==== Raw records

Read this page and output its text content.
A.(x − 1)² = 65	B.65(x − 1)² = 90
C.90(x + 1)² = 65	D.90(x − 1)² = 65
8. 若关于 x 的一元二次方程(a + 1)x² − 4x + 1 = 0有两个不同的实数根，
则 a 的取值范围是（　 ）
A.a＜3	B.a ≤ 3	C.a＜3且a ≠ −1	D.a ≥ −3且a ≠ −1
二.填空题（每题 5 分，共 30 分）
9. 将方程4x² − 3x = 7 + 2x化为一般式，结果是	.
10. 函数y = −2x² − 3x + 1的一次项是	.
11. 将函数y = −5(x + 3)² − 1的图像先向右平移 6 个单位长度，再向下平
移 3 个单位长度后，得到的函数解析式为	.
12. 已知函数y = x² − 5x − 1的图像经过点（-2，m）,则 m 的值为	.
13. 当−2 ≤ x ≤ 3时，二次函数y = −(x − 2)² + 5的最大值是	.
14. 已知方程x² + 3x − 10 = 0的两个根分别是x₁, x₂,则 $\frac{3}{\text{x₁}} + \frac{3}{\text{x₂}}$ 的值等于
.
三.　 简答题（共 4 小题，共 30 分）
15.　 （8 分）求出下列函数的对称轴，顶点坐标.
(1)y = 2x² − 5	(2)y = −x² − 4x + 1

========

### Task description
Extract every entry above as it appears.

### The response
Read this page and output its text content.
A.(x − 1)² = 65	B.65(x − 1)² = 90
C.90(x + 1)² = 65	D.90(x − 1)² = 65
8. 若关于 x 的一元二次方程(a + 1)x² − 4x + 1 = 0有两个不同的实数根，
则 a 的取值范围是（　 ）
A.a＜3	B.a ≤ 3	C.a＜3且a ≠ −1	D.a ≥ −3且a ≠ −1
二.填空题（每题 5 分，共 30 分）
9. 将方程4x² − 3x = 7 + 2x化为一般式，结果是	.
10. 函数y = −2x² − 3x + 1的一次项是	.
11. 将函数y = −5(x + 3)² − 1的图像先向右平移 6 个单位长度，再向下平
移 3 个单位长度后，得到的函数解析式为	.
12. 已知函数y = x² − 5x − 1的图像经过点（-2，m）,则 m 的值为	.
13. 当−2 ≤ x ≤ 3时，二次函数y = −(x − 2)² + 5的最大值是	.
14. 已知方程x² + 3x − 10 = 0的两个根分别是x₁, x₂,则 $\frac{3}{\text{x₁}} + \frac{3}{\text{x₂}}$ 的值等于
.
三.　 简答题（共 4 小题，共 30 分）
15.　 （8 分）求出下列函数的对称轴，顶点坐标.
(1)y = 2x² − 5	(2)y = −x² − 4x + 1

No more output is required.